#### INSTRUCTIONS TO FOLLOW
Transcribe all of the material exactly, except for its pictures.

-=-=-

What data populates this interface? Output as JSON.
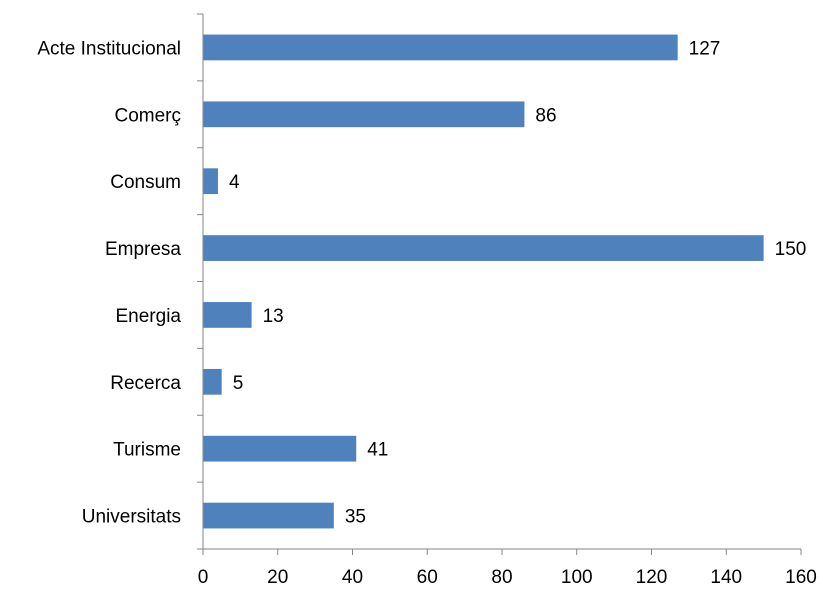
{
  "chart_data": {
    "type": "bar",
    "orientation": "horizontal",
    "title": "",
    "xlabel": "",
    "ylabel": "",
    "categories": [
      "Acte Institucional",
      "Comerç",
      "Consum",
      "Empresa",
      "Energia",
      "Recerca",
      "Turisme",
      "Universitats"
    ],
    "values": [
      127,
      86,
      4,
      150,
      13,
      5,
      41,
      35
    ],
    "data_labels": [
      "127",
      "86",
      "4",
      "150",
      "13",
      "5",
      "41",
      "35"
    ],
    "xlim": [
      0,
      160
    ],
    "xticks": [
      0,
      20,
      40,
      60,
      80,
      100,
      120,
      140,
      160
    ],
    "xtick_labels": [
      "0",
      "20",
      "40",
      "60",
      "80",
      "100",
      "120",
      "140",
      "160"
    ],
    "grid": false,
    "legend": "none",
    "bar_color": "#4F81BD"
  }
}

-=-=-

#### TASK OUTPUT
What data populates this interface? Output as JSON.
{
  "chart_data": {
    "type": "bar",
    "orientation": "horizontal",
    "title": "",
    "xlabel": "",
    "ylabel": "",
    "categories": [
      "Acte Institucional",
      "Comerç",
      "Consum",
      "Empresa",
      "Energia",
      "Recerca",
      "Turisme",
      "Universitats"
    ],
    "values": [
      127,
      86,
      4,
      150,
      13,
      5,
      41,
      35
    ],
    "data_labels": [
      "127",
      "86",
      "4",
      "150",
      "13",
      "5",
      "41",
      "35"
    ],
    "xlim": [
      0,
      160
    ],
    "xticks": [
      0,
      20,
      40,
      60,
      80,
      100,
      120,
      140,
      160
    ],
    "xtick_labels": [
      "0",
      "20",
      "40",
      "60",
      "80",
      "100",
      "120",
      "140",
      "160"
    ],
    "grid": false,
    "legend": "none",
    "bar_color": "#4F81BD"
  }
}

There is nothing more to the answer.